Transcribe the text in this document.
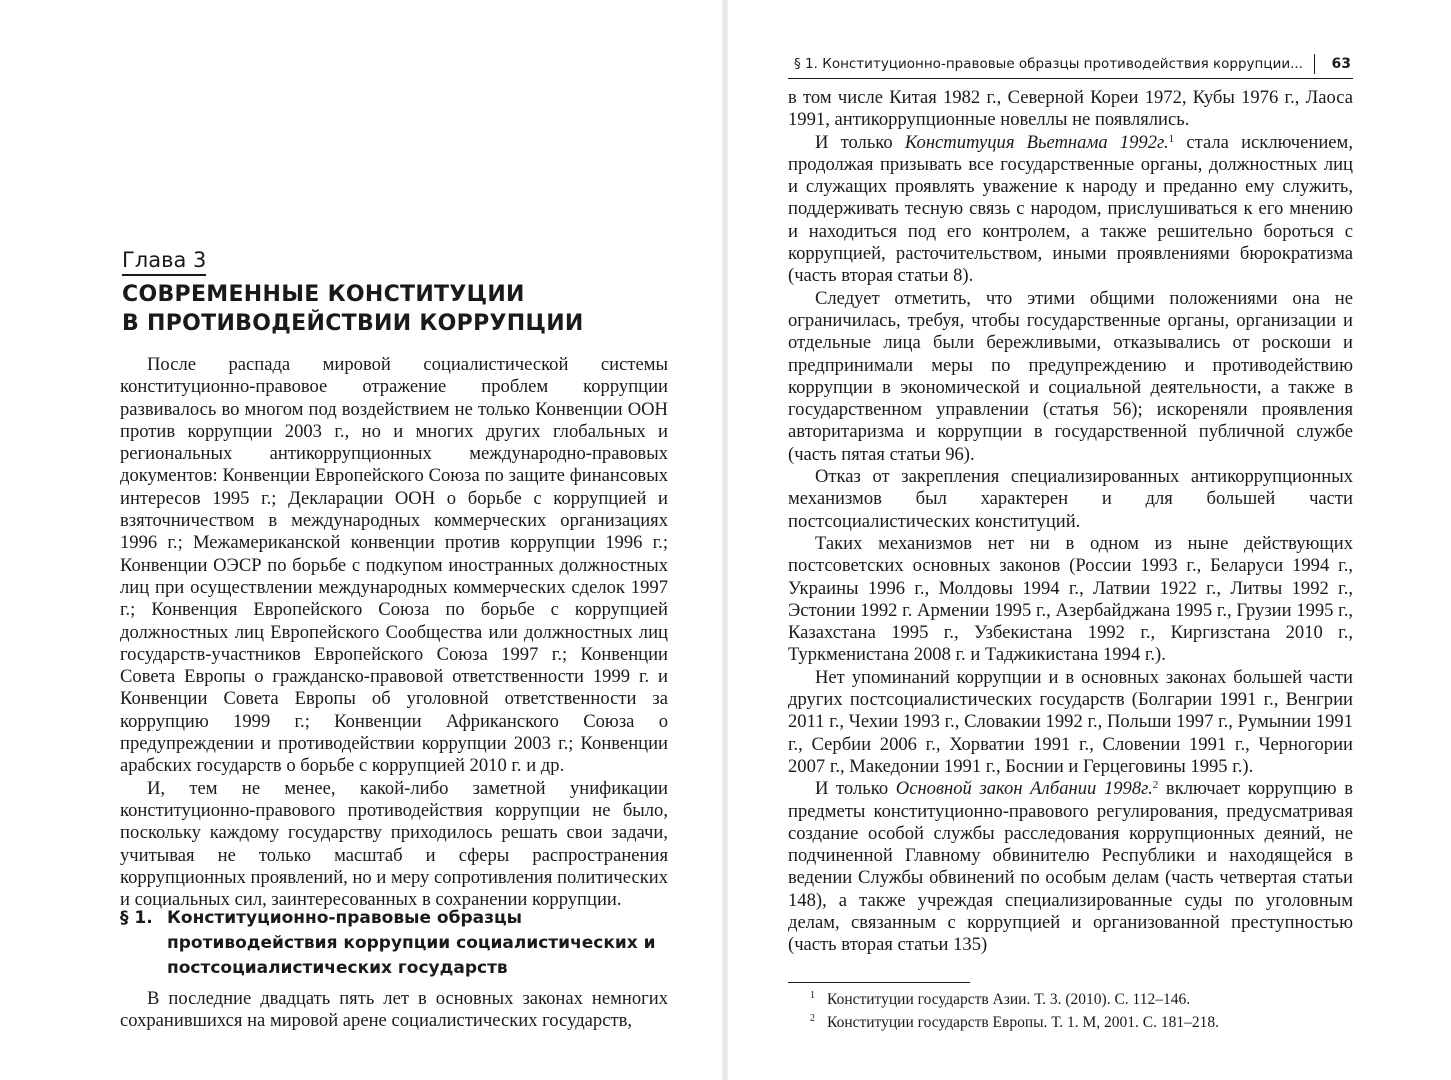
Глава 3
СОВРЕМЕННЫЕ КОНСТИТУЦИИ
В ПРОТИВОДЕЙСТВИИ КОРРУПЦИИ

После распада мировой социалистической системы конституционно-правовое отражение проблем коррупции развивалось во многом под воздействием не только Конвенции ООН против коррупции 2003 г., но и многих других глобальных и региональных антикоррупционных международно-правовых документов: Конвенции Европейского Союза по защите финансовых интересов 1995 г.; Декларации ООН о борьбе с коррупцией и взяточничеством в международных коммерческих организациях 1996 г.; Межамериканской конвенции против коррупции 1996 г.; Конвенции ОЭСР по борьбе с подкупом иностранных должностных лиц при осуществлении международных коммерческих сделок 1997 г.; Конвенция Европейского Союза по борьбе с коррупцией должностных лиц Европейского Сообщества или должностных лиц государств-участников Европейского Союза 1997 г.; Конвенции Совета Европы о гражданско-правовой ответственности 1999 г. и Конвенции Совета Европы об уголовной ответственности за коррупцию 1999 г.; Конвенции Африканского Союза о предупреждении и противодействии коррупции 2003 г.; Конвенции арабских государств о борьбе с коррупцией 2010 г. и др.

И, тем не менее, какой-либо заметной унификации конституционно-правового противодействия коррупции не было, поскольку каждому государству приходилось решать свои задачи, учитывая не только масштаб и сферы распространения коррупционных проявлений, но и меру сопротивления политических и социальных сил, заинтересованных в сохранении коррупции.

§ 1. Конституционно-правовые образцы противодействия коррупции социалистических и постсоциалистических государств

В последние двадцать пять лет в основных законах немногих сохранившихся на мировой арене социалистических государств,

§ 1. Конституционно-правовые образцы противодействия коррупции... 63

в том числе Китая 1982 г., Северной Кореи 1972, Кубы 1976 г., Лаоса 1991, антикоррупционные новеллы не появлялись.

И только Конституция Вьетнама 1992г.$^1$ стала исключением, продолжая призывать все государственные органы, должностных лиц и служащих проявлять уважение к народу и преданно ему служить, поддерживать тесную связь с народом, прислушиваться к его мнению и находиться под его контролем, а также решительно бороться с коррупцией, расточительством, иными проявлениями бюрократизма (часть вторая статьи 8).

Следует отметить, что этими общими положениями она не ограничилась, требуя, чтобы государственные органы, организации и отдельные лица были бережливыми, отказывались от роскоши и предпринимали меры по предупреждению и противодействию коррупции в экономической и социальной деятельности, а также в государственном управлении (статья 56); искореняли проявления авторитаризма и коррупции в государственной публичной службе (часть пятая статьи 96).

Отказ от закрепления специализированных антикоррупционных механизмов был характерен и для большей части постсоциалистических конституций.

Таких механизмов нет ни в одном из ныне действующих постсоветских основных законов (России 1993 г., Беларуси 1994 г., Украины 1996 г., Молдовы 1994 г., Латвии 1922 г., Литвы 1992 г., Эстонии 1992 г. Армении 1995 г., Азербайджана 1995 г., Грузии 1995 г., Казахстана 1995 г., Узбекистана 1992 г., Киргизстана 2010 г., Туркменистана 2008 г. и Таджикистана 1994 г.).

Нет упоминаний коррупции и в основных законах большей части других постсоциалистических государств (Болгарии 1991 г., Венгрии 2011 г., Чехии 1993 г., Словакии 1992 г., Польши 1997 г., Румынии 1991 г., Сербии 2006 г., Хорватии 1991 г., Словении 1991 г., Черногории 2007 г., Македонии 1991 г., Боснии и Герцеговины 1995 г.).

И только Основной закон Албании 1998г.$^2$ включает коррупцию в предметы конституционно-правового регулирования, предусматривая создание особой службы расследования коррупционных деяний, не подчиненной Главному обвинителю Республики и находящейся в ведении Службы обвинений по особым делам (часть четвертая статьи 148), а также учреждая специализированные суды по уголовным делам, связанным с коррупцией и организованной преступностью (часть вторая статьи 135)

1 Конституции государств Азии. Т. 3. (2010). С. 112–146.

2 Конституции государств Европы. Т. 1. М, 2001. С. 181–218.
==========
WHAT IS ASKED:
How many lines in these records hold the string "правовые"? Reply with the number alone.

TASK OUTPUT:
2